[Task instructions]
Reproduce the records word for word, from their first line through the line that contains "minor-tick: [424, 719, 426, 721]", including both of those lines.
----------------------------------------
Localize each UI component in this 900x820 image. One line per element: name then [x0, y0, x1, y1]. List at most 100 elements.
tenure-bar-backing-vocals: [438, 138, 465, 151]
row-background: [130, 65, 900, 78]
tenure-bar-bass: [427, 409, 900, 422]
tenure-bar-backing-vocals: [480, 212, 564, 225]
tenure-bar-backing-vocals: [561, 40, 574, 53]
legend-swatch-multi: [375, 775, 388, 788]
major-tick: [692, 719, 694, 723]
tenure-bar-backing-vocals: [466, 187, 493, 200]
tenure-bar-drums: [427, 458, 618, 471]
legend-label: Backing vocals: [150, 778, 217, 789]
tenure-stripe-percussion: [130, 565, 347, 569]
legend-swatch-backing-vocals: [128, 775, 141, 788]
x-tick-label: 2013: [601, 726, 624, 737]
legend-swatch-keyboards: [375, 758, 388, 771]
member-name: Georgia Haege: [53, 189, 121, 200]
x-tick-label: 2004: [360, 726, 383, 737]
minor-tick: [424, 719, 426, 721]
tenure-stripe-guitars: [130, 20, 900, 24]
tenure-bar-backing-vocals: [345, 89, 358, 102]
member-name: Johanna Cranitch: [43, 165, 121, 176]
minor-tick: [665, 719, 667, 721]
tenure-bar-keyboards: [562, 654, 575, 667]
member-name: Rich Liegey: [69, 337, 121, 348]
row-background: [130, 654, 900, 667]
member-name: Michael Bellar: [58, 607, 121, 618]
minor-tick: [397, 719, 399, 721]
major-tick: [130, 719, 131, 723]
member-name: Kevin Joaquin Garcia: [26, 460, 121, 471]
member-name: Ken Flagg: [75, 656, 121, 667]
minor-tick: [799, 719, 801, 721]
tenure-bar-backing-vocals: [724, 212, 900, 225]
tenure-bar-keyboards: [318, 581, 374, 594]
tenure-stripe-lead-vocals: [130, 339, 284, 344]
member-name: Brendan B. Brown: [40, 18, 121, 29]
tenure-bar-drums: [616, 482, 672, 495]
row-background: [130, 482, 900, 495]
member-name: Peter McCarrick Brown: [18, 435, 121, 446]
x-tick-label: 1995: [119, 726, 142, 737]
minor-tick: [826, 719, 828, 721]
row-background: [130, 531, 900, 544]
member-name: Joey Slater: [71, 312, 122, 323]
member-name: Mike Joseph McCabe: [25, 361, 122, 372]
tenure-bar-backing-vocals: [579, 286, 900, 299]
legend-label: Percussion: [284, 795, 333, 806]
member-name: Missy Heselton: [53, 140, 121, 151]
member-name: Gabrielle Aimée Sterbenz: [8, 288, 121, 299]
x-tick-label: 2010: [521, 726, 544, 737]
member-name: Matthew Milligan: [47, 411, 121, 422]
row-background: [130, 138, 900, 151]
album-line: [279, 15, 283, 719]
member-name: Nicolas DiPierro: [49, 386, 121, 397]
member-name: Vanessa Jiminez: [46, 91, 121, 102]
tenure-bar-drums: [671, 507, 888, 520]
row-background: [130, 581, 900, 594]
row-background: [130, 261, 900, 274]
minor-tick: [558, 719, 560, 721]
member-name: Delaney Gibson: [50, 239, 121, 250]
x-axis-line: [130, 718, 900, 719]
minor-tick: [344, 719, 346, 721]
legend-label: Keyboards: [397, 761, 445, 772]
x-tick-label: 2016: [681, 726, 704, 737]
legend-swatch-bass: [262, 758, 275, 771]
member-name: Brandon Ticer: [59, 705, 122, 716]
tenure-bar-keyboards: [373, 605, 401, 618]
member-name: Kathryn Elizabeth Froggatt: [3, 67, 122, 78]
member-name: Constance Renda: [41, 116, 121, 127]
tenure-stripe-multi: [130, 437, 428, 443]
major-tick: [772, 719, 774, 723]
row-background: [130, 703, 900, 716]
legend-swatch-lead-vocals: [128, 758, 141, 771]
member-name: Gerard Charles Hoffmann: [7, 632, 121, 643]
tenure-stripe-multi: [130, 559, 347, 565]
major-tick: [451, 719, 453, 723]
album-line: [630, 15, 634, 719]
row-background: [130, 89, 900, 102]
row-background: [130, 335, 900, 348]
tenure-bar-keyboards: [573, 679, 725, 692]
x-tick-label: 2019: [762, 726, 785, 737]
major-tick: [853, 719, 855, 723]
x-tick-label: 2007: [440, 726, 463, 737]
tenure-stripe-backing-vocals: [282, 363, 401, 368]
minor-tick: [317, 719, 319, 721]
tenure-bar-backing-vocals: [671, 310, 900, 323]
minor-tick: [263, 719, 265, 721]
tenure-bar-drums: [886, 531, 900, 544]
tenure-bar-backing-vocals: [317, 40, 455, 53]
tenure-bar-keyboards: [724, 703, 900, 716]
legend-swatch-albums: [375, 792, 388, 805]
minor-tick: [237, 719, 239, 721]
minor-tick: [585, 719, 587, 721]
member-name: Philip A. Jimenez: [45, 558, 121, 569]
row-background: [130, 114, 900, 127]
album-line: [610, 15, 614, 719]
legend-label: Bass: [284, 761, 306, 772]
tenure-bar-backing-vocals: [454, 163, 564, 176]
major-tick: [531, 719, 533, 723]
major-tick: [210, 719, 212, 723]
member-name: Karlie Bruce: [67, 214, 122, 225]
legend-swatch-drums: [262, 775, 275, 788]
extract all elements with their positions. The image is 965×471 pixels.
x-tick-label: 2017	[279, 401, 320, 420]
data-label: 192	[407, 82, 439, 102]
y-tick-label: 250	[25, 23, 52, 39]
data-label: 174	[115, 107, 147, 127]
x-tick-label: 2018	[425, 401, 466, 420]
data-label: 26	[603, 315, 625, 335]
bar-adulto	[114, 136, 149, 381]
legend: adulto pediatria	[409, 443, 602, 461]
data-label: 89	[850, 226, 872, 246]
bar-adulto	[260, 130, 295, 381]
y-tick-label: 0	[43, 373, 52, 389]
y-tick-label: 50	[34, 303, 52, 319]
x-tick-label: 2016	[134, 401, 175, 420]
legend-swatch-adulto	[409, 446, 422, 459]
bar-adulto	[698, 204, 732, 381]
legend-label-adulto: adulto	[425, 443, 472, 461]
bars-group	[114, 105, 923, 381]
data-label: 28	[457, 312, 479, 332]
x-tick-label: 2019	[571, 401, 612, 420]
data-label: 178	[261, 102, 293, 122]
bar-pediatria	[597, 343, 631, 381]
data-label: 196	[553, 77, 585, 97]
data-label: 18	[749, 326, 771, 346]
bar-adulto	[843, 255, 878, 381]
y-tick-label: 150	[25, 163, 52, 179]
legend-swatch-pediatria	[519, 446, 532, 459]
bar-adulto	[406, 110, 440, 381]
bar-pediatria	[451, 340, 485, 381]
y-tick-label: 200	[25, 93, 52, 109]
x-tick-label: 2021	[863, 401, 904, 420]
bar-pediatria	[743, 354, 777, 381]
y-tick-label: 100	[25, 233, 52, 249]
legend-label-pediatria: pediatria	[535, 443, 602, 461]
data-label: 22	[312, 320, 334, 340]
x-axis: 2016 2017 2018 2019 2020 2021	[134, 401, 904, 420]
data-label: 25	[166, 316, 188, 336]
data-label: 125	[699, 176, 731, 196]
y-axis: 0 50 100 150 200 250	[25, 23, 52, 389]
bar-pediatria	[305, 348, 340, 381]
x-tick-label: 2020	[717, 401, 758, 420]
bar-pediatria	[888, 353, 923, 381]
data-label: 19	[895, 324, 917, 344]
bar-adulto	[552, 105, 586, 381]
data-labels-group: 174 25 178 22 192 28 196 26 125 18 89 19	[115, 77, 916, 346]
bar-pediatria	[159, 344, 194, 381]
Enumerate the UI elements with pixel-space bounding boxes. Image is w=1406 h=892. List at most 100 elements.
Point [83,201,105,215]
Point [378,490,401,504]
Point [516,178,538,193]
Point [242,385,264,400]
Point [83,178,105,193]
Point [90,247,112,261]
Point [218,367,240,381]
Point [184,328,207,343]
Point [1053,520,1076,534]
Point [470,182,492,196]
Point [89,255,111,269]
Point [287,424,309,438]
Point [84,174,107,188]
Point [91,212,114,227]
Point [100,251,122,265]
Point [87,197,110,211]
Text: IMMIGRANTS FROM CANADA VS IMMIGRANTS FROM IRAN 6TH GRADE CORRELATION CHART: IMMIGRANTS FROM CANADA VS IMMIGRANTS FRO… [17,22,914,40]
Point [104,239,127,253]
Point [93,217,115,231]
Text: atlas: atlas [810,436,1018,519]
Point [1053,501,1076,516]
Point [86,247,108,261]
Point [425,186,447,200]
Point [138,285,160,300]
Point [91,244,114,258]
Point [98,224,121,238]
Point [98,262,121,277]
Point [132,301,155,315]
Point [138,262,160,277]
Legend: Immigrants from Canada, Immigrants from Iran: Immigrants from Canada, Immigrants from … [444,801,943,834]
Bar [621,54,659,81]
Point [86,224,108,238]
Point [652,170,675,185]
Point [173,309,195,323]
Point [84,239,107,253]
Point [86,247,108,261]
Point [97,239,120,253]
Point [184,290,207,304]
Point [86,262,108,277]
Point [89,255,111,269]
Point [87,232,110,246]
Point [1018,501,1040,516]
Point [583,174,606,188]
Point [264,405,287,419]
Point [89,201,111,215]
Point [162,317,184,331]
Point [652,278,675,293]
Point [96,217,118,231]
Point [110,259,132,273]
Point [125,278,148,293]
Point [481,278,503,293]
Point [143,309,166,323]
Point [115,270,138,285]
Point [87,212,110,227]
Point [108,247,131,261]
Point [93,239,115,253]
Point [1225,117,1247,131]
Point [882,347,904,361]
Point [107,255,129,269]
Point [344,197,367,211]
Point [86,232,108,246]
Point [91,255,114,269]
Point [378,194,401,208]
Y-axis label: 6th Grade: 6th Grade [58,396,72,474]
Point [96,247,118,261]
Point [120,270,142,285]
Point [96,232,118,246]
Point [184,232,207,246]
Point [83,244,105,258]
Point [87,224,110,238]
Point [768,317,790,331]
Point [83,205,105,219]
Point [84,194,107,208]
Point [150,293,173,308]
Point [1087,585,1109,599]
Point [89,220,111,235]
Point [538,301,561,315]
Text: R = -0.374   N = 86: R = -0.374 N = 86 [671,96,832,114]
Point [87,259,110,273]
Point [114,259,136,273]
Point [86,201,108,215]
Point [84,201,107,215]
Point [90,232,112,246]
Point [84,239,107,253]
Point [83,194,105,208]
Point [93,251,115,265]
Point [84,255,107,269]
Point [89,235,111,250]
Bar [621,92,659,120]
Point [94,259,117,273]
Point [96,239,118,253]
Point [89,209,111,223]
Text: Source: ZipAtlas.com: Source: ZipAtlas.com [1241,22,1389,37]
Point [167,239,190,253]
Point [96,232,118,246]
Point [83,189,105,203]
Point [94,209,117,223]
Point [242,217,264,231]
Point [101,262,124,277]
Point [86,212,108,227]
----------------------------------------
[Task answer]
Localize each UI component in this 900x820 image. One line per element: name then [x0, y0, x1, y1]. List at most 100 elements.
tenure-bar-backing-vocals: [438, 138, 465, 151]
row-background: [130, 65, 900, 78]
tenure-bar-bass: [427, 409, 900, 422]
tenure-bar-backing-vocals: [480, 212, 564, 225]
tenure-bar-backing-vocals: [561, 40, 574, 53]
legend-swatch-multi: [375, 775, 388, 788]
major-tick: [692, 719, 694, 723]
tenure-bar-backing-vocals: [466, 187, 493, 200]
tenure-bar-drums: [427, 458, 618, 471]
legend-label: Backing vocals: [150, 778, 217, 789]
tenure-stripe-percussion: [130, 565, 347, 569]
legend-swatch-backing-vocals: [128, 775, 141, 788]
x-tick-label: 2013: [601, 726, 624, 737]
legend-swatch-keyboards: [375, 758, 388, 771]
member-name: Georgia Haege: [53, 189, 121, 200]
x-tick-label: 2004: [360, 726, 383, 737]
minor-tick: [424, 719, 426, 721]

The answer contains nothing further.